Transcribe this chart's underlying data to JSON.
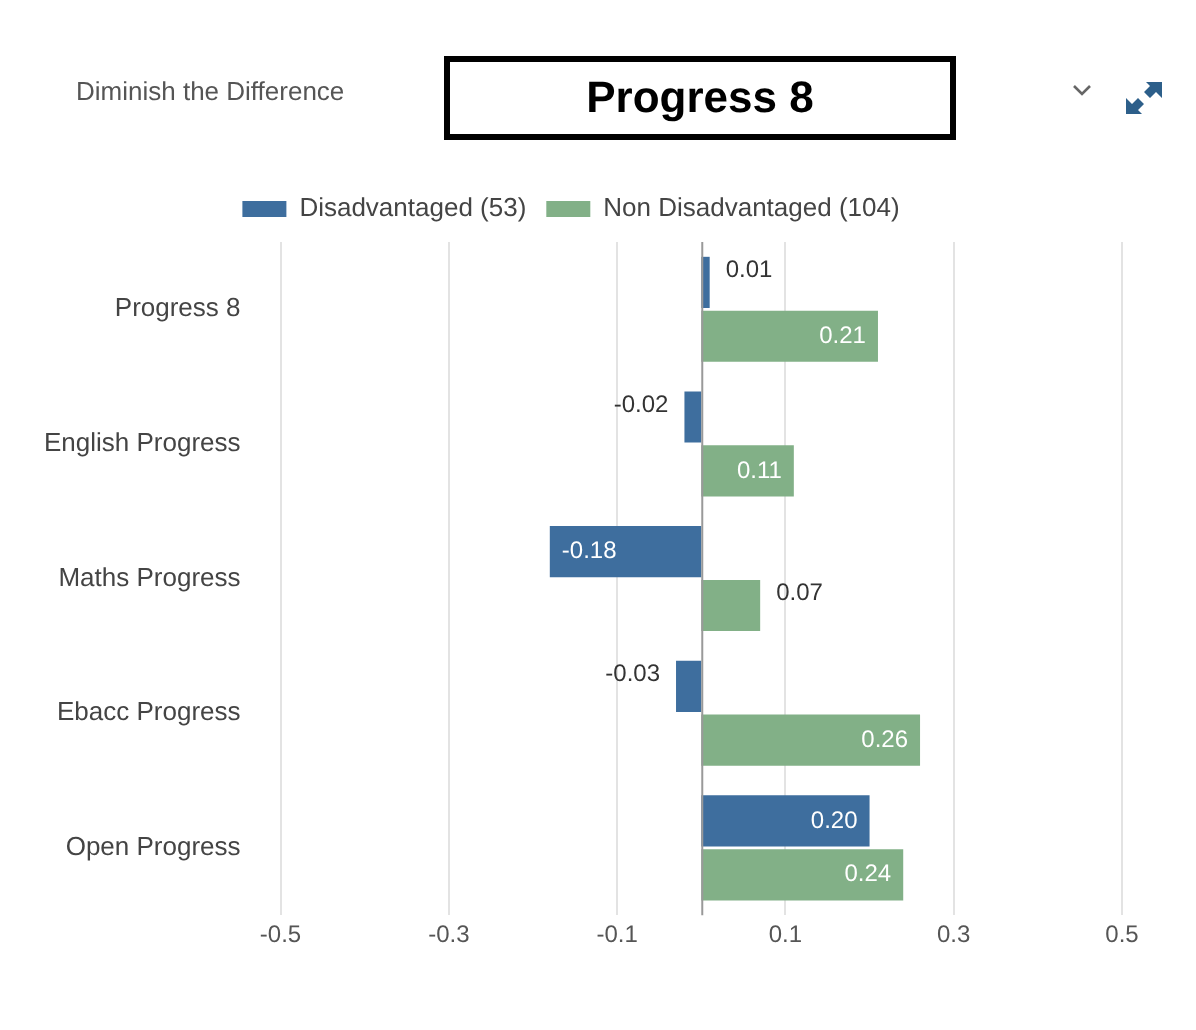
{
  "chart_data": {
    "type": "bar",
    "title": "Progress 8",
    "subtitle": "Diminish the Difference",
    "orientation": "horizontal",
    "categories": [
      "Progress 8",
      "English Progress",
      "Maths Progress",
      "Ebacc Progress",
      "Open Progress"
    ],
    "series": [
      {
        "name": "Disadvantaged (53)",
        "color": "#3e6e9e",
        "values": [
          0.01,
          -0.02,
          -0.18,
          -0.03,
          0.2
        ],
        "value_labels": [
          "0.01",
          "-0.02",
          "-0.18",
          "-0.03",
          "0.20"
        ]
      },
      {
        "name": "Non Disadvantaged (104)",
        "color": "#82b087",
        "values": [
          0.21,
          0.11,
          0.07,
          0.26,
          0.24
        ],
        "value_labels": [
          "0.21",
          "0.11",
          "0.07",
          "0.26",
          "0.24"
        ]
      }
    ],
    "xlim": [
      -0.5,
      0.5
    ],
    "xticks": [
      -0.5,
      -0.3,
      -0.1,
      0.1,
      0.3,
      0.5
    ],
    "grid": "x",
    "legend": "top"
  }
}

▬▬▬▬▬▬▬▬▬▬

# [Work required]
Quote every entry exactly, with the pictures omitted.

# [Result]
Transcribe this chart's underlying data to JSON.
{
  "chart_data": {
    "type": "bar",
    "title": "Progress 8",
    "subtitle": "Diminish the Difference",
    "orientation": "horizontal",
    "categories": [
      "Progress 8",
      "English Progress",
      "Maths Progress",
      "Ebacc Progress",
      "Open Progress"
    ],
    "series": [
      {
        "name": "Disadvantaged (53)",
        "color": "#3e6e9e",
        "values": [
          0.01,
          -0.02,
          -0.18,
          -0.03,
          0.2
        ],
        "value_labels": [
          "0.01",
          "-0.02",
          "-0.18",
          "-0.03",
          "0.20"
        ]
      },
      {
        "name": "Non Disadvantaged (104)",
        "color": "#82b087",
        "values": [
          0.21,
          0.11,
          0.07,
          0.26,
          0.24
        ],
        "value_labels": [
          "0.21",
          "0.11",
          "0.07",
          "0.26",
          "0.24"
        ]
      }
    ],
    "xlim": [
      -0.5,
      0.5
    ],
    "xticks": [
      -0.5,
      -0.3,
      -0.1,
      0.1,
      0.3,
      0.5
    ],
    "grid": "x",
    "legend": "top"
  }
}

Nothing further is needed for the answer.